■ Provided information:
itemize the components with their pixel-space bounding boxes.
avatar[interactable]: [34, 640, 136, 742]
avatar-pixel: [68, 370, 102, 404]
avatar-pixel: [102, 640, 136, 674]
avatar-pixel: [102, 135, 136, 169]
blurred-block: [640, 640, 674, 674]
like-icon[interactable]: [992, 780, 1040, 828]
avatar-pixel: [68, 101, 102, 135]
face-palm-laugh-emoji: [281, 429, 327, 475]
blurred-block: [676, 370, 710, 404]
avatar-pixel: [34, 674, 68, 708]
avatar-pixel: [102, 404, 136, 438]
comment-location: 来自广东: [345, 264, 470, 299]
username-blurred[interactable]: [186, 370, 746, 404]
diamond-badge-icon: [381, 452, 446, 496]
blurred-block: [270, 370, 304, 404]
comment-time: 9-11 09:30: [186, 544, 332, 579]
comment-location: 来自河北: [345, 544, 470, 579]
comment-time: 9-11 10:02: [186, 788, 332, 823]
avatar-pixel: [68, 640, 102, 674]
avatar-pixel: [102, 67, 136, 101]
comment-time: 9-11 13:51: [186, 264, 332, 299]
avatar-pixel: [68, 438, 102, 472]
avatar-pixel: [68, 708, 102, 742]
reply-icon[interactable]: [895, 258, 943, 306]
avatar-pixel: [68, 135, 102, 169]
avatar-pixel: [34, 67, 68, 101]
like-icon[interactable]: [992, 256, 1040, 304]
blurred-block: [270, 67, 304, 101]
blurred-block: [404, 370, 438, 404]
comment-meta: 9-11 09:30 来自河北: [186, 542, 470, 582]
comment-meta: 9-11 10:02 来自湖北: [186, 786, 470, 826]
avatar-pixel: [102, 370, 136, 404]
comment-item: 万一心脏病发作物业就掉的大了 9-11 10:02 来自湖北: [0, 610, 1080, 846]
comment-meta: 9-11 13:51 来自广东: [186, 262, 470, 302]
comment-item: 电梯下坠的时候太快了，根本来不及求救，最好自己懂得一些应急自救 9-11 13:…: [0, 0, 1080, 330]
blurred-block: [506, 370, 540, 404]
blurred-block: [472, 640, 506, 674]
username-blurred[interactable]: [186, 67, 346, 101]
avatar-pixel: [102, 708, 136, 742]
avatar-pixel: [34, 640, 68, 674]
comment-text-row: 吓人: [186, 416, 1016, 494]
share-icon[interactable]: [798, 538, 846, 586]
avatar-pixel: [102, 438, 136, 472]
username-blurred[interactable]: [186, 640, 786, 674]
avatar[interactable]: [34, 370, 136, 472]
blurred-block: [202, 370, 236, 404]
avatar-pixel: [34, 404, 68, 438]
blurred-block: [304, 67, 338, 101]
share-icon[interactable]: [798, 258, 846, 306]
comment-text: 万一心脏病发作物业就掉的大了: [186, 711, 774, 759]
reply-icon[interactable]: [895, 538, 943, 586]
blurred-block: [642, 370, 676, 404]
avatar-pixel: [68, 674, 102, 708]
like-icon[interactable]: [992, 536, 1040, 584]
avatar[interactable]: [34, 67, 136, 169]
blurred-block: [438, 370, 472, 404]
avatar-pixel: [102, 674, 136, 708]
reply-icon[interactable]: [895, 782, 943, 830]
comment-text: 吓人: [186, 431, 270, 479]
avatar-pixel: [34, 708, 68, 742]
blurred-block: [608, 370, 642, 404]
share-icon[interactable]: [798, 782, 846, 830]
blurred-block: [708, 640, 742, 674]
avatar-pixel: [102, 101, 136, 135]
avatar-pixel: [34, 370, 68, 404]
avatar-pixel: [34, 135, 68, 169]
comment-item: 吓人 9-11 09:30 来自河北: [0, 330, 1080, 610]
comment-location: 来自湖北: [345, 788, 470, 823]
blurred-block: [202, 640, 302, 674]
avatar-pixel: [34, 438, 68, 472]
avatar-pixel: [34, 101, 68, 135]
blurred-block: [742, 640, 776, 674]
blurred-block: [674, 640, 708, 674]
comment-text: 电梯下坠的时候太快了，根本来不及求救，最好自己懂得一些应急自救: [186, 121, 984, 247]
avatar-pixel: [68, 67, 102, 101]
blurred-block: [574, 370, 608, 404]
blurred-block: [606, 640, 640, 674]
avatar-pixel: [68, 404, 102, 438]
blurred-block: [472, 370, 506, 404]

■ Written instruction: Output the items from the first line through the line containing "avatar-pixel: [68, 640, 102, 674]", inclusive, as a JSON list of strings with one string per line. Omit blank lines.

■ Final answer:
[
  "itemize the components with their pixel-space bounding boxes.",
  "avatar[interactable]: [34, 640, 136, 742]",
  "avatar-pixel: [68, 370, 102, 404]",
  "avatar-pixel: [102, 640, 136, 674]",
  "avatar-pixel: [102, 135, 136, 169]",
  "blurred-block: [640, 640, 674, 674]",
  "like-icon[interactable]: [992, 780, 1040, 828]",
  "avatar-pixel: [68, 101, 102, 135]",
  "face-palm-laugh-emoji: [281, 429, 327, 475]",
  "blurred-block: [676, 370, 710, 404]",
  "avatar-pixel: [34, 674, 68, 708]",
  "avatar-pixel: [102, 404, 136, 438]",
  "comment-location: 来自广东: [345, 264, 470, 299]",
  "username-blurred[interactable]: [186, 370, 746, 404]",
  "diamond-badge-icon: [381, 452, 446, 496]",
  "blurred-block: [270, 370, 304, 404]",
  "comment-time: 9-11 09:30: [186, 544, 332, 579]",
  "comment-location: 来自河北: [345, 544, 470, 579]",
  "comment-time: 9-11 10:02: [186, 788, 332, 823]",
  "avatar-pixel: [68, 640, 102, 674]"
]